Required task
Please quote every line word for word.

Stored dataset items
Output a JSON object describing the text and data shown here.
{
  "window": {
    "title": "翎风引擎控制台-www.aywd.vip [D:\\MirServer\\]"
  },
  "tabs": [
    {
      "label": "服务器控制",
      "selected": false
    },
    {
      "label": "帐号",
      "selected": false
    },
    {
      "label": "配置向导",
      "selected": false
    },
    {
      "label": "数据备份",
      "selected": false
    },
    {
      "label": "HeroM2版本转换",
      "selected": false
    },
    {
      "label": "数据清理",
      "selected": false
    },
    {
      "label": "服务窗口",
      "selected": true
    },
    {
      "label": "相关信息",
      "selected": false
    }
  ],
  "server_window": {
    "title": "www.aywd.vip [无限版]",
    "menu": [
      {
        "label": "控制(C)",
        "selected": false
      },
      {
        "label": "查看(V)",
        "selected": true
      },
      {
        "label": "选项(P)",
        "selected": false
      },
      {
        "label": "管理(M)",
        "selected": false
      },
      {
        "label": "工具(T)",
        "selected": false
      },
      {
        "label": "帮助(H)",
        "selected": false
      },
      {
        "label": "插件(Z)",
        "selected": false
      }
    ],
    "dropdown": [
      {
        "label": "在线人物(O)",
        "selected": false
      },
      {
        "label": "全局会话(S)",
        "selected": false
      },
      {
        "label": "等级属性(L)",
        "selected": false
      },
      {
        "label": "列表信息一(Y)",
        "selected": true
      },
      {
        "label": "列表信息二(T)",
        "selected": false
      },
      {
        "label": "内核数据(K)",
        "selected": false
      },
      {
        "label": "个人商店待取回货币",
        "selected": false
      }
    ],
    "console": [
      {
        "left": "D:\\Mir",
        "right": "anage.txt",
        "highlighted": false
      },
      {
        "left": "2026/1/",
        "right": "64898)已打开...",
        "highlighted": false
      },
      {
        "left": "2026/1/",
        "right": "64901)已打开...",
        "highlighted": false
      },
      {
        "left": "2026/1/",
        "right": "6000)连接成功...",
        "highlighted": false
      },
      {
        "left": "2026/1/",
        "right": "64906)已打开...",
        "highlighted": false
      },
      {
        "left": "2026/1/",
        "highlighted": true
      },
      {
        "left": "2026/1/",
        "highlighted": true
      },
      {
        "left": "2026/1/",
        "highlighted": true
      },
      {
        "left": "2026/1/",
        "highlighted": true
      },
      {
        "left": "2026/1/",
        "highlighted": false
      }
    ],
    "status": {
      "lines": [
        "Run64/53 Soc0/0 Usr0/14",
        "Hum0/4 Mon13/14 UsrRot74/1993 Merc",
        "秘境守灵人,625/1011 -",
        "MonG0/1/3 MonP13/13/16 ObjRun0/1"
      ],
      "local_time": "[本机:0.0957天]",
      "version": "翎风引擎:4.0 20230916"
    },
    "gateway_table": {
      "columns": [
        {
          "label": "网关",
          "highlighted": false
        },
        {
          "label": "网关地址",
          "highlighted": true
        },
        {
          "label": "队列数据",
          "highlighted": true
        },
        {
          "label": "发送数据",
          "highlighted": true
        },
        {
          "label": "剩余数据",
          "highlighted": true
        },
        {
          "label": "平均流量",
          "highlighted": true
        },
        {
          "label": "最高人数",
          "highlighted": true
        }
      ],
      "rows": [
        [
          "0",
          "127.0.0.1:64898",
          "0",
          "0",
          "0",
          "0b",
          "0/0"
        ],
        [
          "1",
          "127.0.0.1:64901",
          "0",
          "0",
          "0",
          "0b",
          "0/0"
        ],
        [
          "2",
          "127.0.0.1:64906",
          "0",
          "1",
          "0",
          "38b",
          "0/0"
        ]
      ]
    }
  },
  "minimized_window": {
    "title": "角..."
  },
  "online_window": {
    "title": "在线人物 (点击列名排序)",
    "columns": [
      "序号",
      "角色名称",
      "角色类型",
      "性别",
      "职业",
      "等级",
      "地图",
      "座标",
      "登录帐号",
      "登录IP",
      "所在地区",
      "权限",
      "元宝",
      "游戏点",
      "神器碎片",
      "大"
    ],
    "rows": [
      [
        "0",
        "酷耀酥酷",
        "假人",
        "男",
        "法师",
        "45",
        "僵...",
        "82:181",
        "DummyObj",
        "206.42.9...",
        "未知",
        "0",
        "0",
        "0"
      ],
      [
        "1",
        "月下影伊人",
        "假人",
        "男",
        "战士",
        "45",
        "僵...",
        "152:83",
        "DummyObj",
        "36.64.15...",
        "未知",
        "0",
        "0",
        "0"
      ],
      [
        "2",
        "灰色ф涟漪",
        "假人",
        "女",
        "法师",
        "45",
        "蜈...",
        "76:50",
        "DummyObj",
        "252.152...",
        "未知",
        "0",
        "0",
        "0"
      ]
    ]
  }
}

Reply
Output a JSON object describing the text and data shown here.
{
  "window": {
    "title": "翎风引擎控制台-www.aywd.vip [D:\\MirServer\\]"
  },
  "tabs": [
    {
      "label": "服务器控制",
      "selected": false
    },
    {
      "label": "帐号",
      "selected": false
    },
    {
      "label": "配置向导",
      "selected": false
    },
    {
      "label": "数据备份",
      "selected": false
    },
    {
      "label": "HeroM2版本转换",
      "selected": false
    },
    {
      "label": "数据清理",
      "selected": false
    },
    {
      "label": "服务窗口",
      "selected": true
    },
    {
      "label": "相关信息",
      "selected": false
    }
  ],
  "server_window": {
    "title": "www.aywd.vip [无限版]",
    "menu": [
      {
        "label": "控制(C)",
        "selected": false
      },
      {
        "label": "查看(V)",
        "selected": true
      },
      {
        "label": "选项(P)",
        "selected": false
      },
      {
        "label": "管理(M)",
        "selected": false
      },
      {
        "label": "工具(T)",
        "selected": false
      },
      {
        "label": "帮助(H)",
        "selected": false
      },
      {
        "label": "插件(Z)",
        "selected": false
      }
    ],
    "dropdown": [
      {
        "label": "在线人物(O)",
        "selected": false
      },
      {
        "label": "全局会话(S)",
        "selected": false
      },
      {
        "label": "等级属性(L)",
        "selected": false
      },
      {
        "label": "列表信息一(Y)",
        "selected": true
      },
      {
        "label": "列表信息二(T)",
        "selected": false
      },
      {
        "label": "内核数据(K)",
        "selected": false
      },
      {
        "label": "个人商店待取回货币",
        "selected": false
      }
    ],
    "console": [
      {
        "left": "D:\\Mir",
        "right": "anage.txt",
        "highlighted": false
      },
      {
        "left": "2026/1/",
        "right": "64898)已打开...",
        "highlighted": false
      },
      {
        "left": "2026/1/",
        "right": "64901)已打开...",
        "highlighted": false
      },
      {
        "left": "2026/1/",
        "right": "6000)连接成功...",
        "highlighted": false
      },
      {
        "left": "2026/1/",
        "right": "64906)已打开...",
        "highlighted": false
      },
      {
        "left": "2026/1/",
        "highlighted": true
      },
      {
        "left": "2026/1/",
        "highlighted": true
      },
      {
        "left": "2026/1/",
        "highlighted": true
      },
      {
        "left": "2026/1/",
        "highlighted": true
      },
      {
        "left": "2026/1/",
        "highlighted": false
      }
    ],
    "status": {
      "lines": [
        "Run64/53 Soc0/0 Usr0/14",
        "Hum0/4 Mon13/14 UsrRot74/1993 Merc",
        "秘境守灵人,625/1011 -",
        "MonG0/1/3 MonP13/13/16 ObjRun0/1"
      ],
      "local_time": "[本机:0.0957天]",
      "version": "翎风引擎:4.0 20230916"
    },
    "gateway_table": {
      "columns": [
        {
          "label": "网关",
          "highlighted": false
        },
        {
          "label": "网关地址",
          "highlighted": true
        },
        {
          "label": "队列数据",
          "highlighted": true
        },
        {
          "label": "发送数据",
          "highlighted": true
        },
        {
          "label": "剩余数据",
          "highlighted": true
        },
        {
          "label": "平均流量",
          "highlighted": true
        },
        {
          "label": "最高人数",
          "highlighted": true
        }
      ],
      "rows": [
        [
          "0",
          "127.0.0.1:64898",
          "0",
          "0",
          "0",
          "0b",
          "0/0"
        ],
        [
          "1",
          "127.0.0.1:64901",
          "0",
          "0",
          "0",
          "0b",
          "0/0"
        ],
        [
          "2",
          "127.0.0.1:64906",
          "0",
          "1",
          "0",
          "38b",
          "0/0"
        ]
      ]
    }
  },
  "minimized_window": {
    "title": "角..."
  },
  "online_window": {
    "title": "在线人物 (点击列名排序)",
    "columns": [
      "序号",
      "角色名称",
      "角色类型",
      "性别",
      "职业",
      "等级",
      "地图",
      "座标",
      "登录帐号",
      "登录IP",
      "所在地区",
      "权限",
      "元宝",
      "游戏点",
      "神器碎片",
      "大"
    ],
    "rows": [
      [
        "0",
        "酷耀酥酷",
        "假人",
        "男",
        "法师",
        "45",
        "僵...",
        "82:181",
        "DummyObj",
        "206.42.9...",
        "未知",
        "0",
        "0",
        "0"
      ],
      [
        "1",
        "月下影伊人",
        "假人",
        "男",
        "战士",
        "45",
        "僵...",
        "152:83",
        "DummyObj",
        "36.64.15...",
        "未知",
        "0",
        "0",
        "0"
      ],
      [
        "2",
        "灰色ф涟漪",
        "假人",
        "女",
        "法师",
        "45",
        "蜈...",
        "76:50",
        "DummyObj",
        "252.152...",
        "未知",
        "0",
        "0",
        "0"
      ]
    ]
  }
}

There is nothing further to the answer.